Go through the entries below and retype them exactly, omitting each picture.

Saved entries
[BEGIN]
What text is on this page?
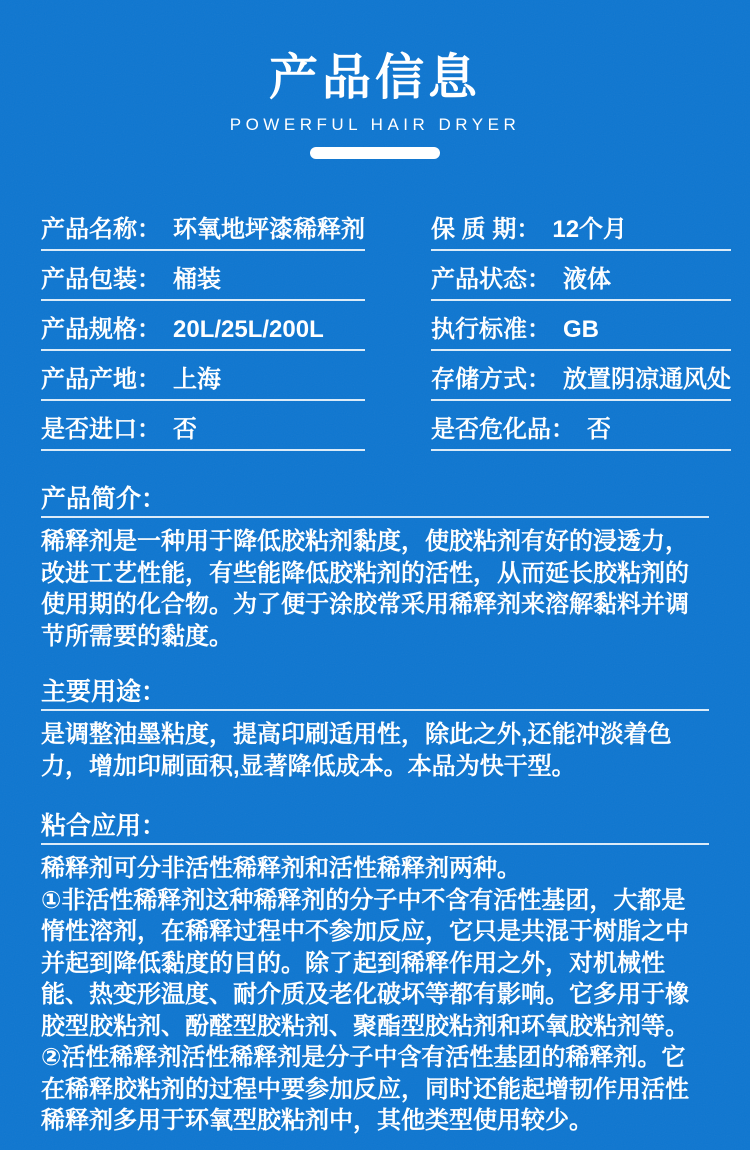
产品信息
POWERFUL HAIR DRYER
产品名称： 环氧地坪漆稀释剂
产品包装： 桶装
产品规格： 20L/25L/200L
产品产地： 上海
是否进口： 否
保 质 期： 12个月
产品状态： 液体
执行标准： GB
存储方式： 放置阴凉通风处
是否危化品： 否
产品简介：

稀释剂是一种用于降低胶粘剂黏度，使胶粘剂有好的浸透力，改进工艺性能，有些能降低胶粘剂的活性，从而延长胶粘剂的使用期的化合物。为了便于涂胶常采用稀释剂来溶解黏料并调节所需要的黏度。

主要用途：

是调整油墨粘度，提高印刷适用性，除此之外,还能冲淡着色力，增加印刷面积,显著降低成本。本品为快干型。

粘合应用：

稀释剂可分非活性稀释剂和活性稀释剂两种。

①非活性稀释剂这种稀释剂的分子中不含有活性基团，大都是惰性溶剂，在稀释过程中不参加反应，它只是共混于树脂之中并起到降低黏度的目的。除了起到稀释作用之外，对机械性能、热变形温度、耐介质及老化破坏等都有影响。它多用于橡胶型胶粘剂、酚醛型胶粘剂、聚酯型胶粘剂和环氧胶粘剂等。

②活性稀释剂活性稀释剂是分子中含有活性基团的稀释剂。它在稀释胶粘剂的过程中要参加反应，同时还能起增韧作用活性稀释剂多用于环氧型胶粘剂中，其他类型使用较少。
[END]
## OUTPUT
What text is on this page?
产品信息
POWERFUL HAIR DRYER
产品名称： 环氧地坪漆稀释剂
产品包装： 桶装
产品规格： 20L/25L/200L
产品产地： 上海
是否进口： 否
保 质 期： 12个月
产品状态： 液体
执行标准： GB
存储方式： 放置阴凉通风处
是否危化品： 否
产品简介：

稀释剂是一种用于降低胶粘剂黏度，使胶粘剂有好的浸透力，改进工艺性能，有些能降低胶粘剂的活性，从而延长胶粘剂的使用期的化合物。为了便于涂胶常采用稀释剂来溶解黏料并调节所需要的黏度。

主要用途：

是调整油墨粘度，提高印刷适用性，除此之外,还能冲淡着色力，增加印刷面积,显著降低成本。本品为快干型。

粘合应用：

稀释剂可分非活性稀释剂和活性稀释剂两种。

①非活性稀释剂这种稀释剂的分子中不含有活性基团，大都是惰性溶剂，在稀释过程中不参加反应，它只是共混于树脂之中并起到降低黏度的目的。除了起到稀释作用之外，对机械性能、热变形温度、耐介质及老化破坏等都有影响。它多用于橡胶型胶粘剂、酚醛型胶粘剂、聚酯型胶粘剂和环氧胶粘剂等。

②活性稀释剂活性稀释剂是分子中含有活性基团的稀释剂。它在稀释胶粘剂的过程中要参加反应，同时还能起增韧作用活性稀释剂多用于环氧型胶粘剂中，其他类型使用较少。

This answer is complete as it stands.